(Recorded data)
========================================

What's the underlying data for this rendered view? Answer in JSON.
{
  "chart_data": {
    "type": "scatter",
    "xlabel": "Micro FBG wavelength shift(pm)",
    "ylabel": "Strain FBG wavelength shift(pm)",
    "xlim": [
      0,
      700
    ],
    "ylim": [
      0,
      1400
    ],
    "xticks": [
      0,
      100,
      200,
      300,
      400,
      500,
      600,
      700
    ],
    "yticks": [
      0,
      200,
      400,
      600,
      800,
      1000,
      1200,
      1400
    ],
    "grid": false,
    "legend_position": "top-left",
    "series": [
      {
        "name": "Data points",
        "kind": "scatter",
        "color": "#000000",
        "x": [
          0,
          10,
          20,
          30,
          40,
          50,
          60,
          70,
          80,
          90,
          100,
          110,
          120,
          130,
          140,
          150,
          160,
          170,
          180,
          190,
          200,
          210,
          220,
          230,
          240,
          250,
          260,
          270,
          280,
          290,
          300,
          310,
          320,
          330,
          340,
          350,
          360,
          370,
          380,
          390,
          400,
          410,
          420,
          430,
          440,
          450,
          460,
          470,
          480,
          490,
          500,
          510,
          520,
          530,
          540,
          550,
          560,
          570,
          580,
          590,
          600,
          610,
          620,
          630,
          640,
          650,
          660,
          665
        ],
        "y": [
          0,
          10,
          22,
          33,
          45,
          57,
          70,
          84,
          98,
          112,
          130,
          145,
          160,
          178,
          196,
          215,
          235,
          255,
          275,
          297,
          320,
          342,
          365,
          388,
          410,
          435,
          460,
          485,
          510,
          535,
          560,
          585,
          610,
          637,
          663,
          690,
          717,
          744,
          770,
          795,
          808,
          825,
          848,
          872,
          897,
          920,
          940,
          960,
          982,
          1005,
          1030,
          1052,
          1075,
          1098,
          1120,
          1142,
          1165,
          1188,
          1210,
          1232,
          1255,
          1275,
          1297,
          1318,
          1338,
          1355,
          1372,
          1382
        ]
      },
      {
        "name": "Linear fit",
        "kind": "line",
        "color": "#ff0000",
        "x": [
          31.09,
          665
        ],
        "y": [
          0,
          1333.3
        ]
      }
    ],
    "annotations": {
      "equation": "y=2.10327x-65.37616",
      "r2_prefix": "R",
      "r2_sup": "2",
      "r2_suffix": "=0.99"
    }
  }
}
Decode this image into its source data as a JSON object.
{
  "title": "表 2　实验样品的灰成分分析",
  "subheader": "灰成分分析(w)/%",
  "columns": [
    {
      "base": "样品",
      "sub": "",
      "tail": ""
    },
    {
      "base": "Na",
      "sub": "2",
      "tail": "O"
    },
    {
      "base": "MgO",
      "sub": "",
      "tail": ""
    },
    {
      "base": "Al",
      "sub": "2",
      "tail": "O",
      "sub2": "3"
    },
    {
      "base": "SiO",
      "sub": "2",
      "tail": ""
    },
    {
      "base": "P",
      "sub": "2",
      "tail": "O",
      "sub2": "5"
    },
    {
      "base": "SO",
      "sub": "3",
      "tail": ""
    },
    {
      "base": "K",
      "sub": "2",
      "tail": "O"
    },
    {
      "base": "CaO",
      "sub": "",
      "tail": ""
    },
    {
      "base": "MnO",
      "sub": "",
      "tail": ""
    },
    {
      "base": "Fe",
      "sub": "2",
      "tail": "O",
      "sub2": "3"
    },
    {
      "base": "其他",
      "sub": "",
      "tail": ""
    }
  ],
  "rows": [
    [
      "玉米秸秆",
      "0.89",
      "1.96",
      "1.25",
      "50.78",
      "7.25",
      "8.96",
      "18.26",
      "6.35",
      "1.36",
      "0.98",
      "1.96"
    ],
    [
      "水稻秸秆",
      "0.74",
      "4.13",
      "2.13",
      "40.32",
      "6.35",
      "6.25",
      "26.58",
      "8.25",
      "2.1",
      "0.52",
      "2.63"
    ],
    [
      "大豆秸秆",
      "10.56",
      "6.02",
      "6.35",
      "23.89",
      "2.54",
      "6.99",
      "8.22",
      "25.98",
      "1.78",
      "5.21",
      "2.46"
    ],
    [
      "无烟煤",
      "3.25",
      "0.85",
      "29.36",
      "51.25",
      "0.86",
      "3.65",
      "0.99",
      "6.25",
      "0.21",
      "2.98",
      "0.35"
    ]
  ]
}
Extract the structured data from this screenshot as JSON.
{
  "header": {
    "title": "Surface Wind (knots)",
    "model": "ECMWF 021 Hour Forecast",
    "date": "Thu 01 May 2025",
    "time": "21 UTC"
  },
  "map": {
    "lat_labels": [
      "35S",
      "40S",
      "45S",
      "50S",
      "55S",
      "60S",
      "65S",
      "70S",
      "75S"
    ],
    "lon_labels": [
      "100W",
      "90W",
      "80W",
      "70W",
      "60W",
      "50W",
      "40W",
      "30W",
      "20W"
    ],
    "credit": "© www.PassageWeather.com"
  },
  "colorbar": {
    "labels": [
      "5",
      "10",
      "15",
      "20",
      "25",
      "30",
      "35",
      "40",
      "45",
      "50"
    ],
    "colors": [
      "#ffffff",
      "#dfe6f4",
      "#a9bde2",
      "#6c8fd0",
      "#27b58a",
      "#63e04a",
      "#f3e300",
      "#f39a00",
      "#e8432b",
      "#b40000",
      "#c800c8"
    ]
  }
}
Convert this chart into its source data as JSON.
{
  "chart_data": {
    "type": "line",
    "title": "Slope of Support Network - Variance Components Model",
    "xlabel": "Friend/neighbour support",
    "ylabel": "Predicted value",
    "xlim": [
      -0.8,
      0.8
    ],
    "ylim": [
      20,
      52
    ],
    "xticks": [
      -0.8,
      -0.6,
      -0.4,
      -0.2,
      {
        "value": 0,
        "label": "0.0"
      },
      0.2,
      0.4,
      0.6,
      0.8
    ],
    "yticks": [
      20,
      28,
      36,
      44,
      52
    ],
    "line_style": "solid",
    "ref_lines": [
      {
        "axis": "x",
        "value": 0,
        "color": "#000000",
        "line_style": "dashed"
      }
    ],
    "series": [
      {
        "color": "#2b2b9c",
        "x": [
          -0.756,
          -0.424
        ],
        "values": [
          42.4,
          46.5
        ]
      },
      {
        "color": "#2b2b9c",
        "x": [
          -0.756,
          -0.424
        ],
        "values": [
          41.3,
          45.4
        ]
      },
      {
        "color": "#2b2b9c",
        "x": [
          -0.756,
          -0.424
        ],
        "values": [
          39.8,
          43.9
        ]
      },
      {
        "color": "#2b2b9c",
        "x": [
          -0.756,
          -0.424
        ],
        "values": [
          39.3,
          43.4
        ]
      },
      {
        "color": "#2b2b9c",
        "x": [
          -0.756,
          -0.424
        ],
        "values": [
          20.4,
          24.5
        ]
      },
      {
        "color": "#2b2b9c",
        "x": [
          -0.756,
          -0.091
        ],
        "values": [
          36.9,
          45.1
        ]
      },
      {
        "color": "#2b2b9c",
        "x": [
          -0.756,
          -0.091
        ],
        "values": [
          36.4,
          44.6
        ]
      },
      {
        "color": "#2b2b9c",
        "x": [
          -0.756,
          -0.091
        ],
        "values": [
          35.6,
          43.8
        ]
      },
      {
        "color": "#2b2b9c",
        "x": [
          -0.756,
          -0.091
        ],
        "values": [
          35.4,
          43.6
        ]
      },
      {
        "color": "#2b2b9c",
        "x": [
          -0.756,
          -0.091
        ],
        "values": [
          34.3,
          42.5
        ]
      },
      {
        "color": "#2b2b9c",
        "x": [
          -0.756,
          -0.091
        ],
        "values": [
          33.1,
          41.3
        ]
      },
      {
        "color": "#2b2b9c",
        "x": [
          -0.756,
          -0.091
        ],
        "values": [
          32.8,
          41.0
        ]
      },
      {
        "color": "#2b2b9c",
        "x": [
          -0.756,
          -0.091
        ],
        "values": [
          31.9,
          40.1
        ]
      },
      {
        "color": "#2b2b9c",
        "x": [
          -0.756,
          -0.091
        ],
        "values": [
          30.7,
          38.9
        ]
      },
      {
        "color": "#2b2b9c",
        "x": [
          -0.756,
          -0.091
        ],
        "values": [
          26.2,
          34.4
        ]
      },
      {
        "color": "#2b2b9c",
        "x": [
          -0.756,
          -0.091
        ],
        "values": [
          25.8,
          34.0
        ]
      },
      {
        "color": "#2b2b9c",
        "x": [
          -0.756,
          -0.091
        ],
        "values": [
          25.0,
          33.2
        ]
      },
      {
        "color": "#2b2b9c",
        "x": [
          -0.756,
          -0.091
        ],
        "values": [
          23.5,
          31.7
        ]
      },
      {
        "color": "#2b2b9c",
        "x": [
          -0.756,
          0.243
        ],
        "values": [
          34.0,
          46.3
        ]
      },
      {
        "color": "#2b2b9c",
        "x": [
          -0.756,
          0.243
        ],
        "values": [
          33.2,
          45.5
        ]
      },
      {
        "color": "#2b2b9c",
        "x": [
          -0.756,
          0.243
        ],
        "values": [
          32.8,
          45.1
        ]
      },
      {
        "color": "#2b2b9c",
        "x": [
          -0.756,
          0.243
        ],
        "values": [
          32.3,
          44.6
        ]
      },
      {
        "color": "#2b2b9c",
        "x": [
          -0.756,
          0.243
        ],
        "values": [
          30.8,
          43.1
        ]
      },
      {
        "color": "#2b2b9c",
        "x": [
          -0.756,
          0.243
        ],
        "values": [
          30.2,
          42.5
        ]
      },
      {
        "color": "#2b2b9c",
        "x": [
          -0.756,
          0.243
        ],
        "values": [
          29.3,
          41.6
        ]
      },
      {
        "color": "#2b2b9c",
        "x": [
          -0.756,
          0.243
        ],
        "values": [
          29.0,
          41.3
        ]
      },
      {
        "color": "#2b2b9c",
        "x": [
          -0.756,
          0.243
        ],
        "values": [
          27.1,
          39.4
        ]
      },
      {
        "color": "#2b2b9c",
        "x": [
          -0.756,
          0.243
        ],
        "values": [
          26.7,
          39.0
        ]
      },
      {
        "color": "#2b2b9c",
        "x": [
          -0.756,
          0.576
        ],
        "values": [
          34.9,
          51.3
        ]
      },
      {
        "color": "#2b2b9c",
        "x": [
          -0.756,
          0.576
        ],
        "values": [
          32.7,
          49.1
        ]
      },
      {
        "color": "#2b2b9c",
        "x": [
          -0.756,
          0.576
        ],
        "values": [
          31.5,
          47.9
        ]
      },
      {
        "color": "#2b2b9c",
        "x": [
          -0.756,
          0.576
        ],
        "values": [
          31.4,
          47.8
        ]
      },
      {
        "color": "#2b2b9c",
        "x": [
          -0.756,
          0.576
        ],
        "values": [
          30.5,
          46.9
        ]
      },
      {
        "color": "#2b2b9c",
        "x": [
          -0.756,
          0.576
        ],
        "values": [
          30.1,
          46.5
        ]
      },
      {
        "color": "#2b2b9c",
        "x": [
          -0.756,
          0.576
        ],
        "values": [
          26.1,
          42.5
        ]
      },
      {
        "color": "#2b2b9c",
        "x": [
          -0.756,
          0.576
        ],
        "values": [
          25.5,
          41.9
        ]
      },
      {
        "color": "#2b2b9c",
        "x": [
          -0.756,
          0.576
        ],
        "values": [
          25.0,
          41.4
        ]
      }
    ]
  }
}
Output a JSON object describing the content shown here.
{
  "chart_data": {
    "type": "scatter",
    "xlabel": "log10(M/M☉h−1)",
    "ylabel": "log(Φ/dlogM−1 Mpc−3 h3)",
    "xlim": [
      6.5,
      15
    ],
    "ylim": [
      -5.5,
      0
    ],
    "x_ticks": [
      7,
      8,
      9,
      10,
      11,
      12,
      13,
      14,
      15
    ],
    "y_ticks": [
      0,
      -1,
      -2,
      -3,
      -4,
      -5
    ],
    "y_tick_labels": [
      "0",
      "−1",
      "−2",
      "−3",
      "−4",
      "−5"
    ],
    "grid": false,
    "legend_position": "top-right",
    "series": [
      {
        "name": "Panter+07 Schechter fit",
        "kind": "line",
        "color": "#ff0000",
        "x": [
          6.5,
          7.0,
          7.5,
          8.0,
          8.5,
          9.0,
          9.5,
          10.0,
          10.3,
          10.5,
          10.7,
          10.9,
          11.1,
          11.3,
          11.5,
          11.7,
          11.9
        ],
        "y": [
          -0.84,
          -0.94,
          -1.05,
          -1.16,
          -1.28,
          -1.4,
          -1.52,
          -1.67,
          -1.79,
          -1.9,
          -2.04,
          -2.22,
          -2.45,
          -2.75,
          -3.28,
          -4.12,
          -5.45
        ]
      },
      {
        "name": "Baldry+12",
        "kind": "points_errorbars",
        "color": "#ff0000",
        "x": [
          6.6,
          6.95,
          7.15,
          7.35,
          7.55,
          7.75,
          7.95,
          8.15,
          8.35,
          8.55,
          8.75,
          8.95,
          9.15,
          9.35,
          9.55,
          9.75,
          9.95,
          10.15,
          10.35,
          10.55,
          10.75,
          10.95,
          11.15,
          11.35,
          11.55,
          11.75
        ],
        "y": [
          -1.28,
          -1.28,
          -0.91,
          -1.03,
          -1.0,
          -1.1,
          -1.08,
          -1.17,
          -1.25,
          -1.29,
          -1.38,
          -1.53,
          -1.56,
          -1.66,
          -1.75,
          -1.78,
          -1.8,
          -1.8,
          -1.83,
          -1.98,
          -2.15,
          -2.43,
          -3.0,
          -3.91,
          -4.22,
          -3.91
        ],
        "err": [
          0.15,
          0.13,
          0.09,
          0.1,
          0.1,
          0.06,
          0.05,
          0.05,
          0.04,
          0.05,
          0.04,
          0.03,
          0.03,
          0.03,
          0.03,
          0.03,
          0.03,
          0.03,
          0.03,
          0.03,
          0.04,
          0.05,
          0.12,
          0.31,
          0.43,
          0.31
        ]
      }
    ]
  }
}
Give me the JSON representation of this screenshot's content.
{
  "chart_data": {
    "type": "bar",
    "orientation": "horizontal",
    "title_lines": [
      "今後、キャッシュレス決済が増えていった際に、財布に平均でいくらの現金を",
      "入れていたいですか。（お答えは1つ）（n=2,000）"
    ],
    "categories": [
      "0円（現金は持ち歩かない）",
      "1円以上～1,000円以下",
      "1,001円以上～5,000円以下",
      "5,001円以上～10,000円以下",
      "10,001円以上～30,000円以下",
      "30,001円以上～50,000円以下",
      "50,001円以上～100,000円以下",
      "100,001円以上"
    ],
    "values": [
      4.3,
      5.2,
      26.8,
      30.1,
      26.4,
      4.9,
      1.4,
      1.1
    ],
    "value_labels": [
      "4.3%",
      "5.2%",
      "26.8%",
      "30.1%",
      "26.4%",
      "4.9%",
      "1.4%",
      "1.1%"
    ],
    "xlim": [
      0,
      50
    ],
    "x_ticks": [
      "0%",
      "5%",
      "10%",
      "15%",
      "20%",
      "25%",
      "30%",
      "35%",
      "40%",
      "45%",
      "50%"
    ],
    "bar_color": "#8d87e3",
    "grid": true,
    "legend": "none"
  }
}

========================================

To be done
Using the records above, copy each line that contains "xlabel".

Response to this task
    "xlabel": "Micro FBG wavelength shift(pm)",
    "xlabel": "Friend/neighbour support",
    "xlabel": "log10(M/M☉h−1)",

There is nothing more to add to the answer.